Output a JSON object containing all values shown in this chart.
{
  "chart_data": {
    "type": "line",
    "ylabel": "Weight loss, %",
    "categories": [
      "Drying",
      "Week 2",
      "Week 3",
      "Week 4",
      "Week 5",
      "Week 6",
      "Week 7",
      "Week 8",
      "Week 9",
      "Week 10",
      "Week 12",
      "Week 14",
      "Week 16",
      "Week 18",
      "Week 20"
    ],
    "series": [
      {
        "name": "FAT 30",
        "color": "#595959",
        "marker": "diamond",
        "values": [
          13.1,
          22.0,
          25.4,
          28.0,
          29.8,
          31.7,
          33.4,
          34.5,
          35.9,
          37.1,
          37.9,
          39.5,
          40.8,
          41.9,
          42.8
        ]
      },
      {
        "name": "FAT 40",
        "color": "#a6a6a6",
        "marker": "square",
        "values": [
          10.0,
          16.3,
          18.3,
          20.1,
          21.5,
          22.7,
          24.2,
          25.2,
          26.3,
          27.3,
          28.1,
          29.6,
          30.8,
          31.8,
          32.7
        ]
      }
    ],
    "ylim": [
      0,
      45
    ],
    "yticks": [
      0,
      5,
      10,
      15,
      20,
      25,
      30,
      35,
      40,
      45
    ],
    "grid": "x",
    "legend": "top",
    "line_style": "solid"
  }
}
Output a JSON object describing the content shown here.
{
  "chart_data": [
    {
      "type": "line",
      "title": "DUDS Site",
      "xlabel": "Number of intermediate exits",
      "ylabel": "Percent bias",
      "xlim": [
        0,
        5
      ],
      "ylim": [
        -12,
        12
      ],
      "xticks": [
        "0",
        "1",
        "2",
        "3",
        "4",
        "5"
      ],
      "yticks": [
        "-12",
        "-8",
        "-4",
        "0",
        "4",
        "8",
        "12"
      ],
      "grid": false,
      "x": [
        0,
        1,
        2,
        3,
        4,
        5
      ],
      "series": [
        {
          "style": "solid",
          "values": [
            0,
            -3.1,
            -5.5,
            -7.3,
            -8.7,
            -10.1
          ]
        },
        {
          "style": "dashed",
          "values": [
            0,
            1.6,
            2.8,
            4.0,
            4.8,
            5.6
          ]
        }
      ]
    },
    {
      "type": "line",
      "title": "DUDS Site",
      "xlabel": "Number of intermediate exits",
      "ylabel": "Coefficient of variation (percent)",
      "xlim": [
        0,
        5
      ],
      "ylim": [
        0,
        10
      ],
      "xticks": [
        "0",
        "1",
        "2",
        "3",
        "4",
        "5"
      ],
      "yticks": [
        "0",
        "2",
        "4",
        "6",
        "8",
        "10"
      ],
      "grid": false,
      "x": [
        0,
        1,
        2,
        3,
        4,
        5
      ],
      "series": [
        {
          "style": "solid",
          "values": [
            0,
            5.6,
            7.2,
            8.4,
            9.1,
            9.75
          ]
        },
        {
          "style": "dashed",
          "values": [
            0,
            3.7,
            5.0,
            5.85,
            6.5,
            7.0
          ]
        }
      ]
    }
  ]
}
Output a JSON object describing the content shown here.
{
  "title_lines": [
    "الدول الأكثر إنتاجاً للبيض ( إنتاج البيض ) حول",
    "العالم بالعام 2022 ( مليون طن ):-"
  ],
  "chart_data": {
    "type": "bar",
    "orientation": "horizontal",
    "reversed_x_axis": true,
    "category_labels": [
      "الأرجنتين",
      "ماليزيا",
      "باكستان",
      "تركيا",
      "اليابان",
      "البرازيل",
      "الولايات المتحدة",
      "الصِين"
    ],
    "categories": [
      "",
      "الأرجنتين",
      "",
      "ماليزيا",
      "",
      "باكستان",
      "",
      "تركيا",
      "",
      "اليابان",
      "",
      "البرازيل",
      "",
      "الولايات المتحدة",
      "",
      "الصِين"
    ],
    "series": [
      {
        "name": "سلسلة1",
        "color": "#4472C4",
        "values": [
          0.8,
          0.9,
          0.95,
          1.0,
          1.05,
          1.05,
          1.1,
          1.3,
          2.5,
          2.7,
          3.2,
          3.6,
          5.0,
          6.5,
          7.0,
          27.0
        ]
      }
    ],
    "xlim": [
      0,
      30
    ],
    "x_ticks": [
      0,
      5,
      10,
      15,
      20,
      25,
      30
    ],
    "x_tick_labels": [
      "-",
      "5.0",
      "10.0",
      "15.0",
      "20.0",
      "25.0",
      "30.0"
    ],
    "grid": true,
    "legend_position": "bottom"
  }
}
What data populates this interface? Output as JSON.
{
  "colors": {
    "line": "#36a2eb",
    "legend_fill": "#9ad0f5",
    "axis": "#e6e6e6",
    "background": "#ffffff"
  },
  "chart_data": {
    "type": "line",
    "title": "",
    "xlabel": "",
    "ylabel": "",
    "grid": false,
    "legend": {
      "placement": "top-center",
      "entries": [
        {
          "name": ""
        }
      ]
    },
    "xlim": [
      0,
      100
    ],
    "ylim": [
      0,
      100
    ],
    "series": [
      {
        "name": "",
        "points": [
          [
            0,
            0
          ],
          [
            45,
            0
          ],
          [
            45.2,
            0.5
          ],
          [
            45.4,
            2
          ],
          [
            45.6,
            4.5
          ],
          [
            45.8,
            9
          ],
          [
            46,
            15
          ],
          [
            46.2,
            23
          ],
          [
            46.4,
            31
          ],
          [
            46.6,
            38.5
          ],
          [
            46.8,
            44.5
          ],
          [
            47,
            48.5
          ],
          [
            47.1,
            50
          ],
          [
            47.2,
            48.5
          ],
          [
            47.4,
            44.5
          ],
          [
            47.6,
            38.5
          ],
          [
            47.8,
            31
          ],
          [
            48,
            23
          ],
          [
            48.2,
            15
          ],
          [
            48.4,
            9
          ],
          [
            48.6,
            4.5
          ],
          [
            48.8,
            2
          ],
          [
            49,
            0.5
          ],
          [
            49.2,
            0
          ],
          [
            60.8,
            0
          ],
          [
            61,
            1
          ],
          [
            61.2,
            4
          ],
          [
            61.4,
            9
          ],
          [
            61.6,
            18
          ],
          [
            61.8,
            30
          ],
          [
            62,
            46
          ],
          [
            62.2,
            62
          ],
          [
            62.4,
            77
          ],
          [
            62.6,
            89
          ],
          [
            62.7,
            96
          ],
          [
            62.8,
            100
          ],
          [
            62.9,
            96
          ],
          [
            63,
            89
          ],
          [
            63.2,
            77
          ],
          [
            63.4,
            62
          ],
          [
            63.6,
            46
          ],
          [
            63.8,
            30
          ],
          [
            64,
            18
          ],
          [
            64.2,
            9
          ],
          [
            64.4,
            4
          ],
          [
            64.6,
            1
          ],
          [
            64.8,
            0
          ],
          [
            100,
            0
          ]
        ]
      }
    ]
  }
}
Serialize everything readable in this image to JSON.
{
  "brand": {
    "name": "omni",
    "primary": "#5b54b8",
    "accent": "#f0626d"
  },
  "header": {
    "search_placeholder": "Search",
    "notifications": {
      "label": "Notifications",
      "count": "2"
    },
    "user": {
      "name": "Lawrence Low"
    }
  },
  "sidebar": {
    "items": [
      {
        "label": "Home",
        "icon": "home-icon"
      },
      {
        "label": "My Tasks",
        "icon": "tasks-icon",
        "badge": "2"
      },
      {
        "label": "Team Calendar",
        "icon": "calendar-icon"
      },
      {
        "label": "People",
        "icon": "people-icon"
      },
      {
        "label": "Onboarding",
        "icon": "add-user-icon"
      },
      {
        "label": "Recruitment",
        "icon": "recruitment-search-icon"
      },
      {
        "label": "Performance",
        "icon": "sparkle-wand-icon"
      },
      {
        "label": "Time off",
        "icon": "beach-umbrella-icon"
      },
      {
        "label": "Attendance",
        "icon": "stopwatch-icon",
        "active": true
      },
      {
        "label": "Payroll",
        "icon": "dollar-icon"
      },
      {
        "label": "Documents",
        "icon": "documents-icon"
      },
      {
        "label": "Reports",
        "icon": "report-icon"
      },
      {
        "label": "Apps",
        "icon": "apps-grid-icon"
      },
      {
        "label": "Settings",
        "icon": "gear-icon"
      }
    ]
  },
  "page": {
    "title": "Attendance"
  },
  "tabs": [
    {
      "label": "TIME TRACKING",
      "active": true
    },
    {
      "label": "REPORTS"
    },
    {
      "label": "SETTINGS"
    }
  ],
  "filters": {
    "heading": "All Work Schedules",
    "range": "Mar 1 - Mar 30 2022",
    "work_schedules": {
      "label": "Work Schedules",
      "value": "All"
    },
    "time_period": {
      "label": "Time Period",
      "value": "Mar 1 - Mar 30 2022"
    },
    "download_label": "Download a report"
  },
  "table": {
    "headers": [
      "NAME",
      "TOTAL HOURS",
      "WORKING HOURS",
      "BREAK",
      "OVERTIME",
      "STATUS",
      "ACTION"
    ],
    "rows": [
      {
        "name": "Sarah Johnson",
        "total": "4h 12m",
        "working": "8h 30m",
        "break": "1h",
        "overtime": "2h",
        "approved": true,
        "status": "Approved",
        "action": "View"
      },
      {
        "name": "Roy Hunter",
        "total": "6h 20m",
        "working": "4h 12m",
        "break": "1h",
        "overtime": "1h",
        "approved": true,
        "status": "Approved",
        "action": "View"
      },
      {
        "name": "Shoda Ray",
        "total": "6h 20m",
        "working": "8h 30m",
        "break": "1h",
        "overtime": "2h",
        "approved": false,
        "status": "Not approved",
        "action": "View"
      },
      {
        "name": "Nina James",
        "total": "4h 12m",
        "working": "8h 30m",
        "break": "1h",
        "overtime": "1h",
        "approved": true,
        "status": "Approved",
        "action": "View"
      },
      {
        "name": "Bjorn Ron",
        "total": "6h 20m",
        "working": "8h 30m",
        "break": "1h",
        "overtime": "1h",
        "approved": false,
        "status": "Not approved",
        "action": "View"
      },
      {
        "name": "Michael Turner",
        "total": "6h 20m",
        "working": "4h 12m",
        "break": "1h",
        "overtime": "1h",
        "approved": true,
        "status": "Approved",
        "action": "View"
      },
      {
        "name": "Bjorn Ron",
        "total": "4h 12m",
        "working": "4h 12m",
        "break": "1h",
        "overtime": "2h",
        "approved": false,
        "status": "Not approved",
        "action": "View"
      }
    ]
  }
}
******************************
Job – The string "ylabel" may appear in lines of the listing above; tally those lines and give the number only.

The response – 4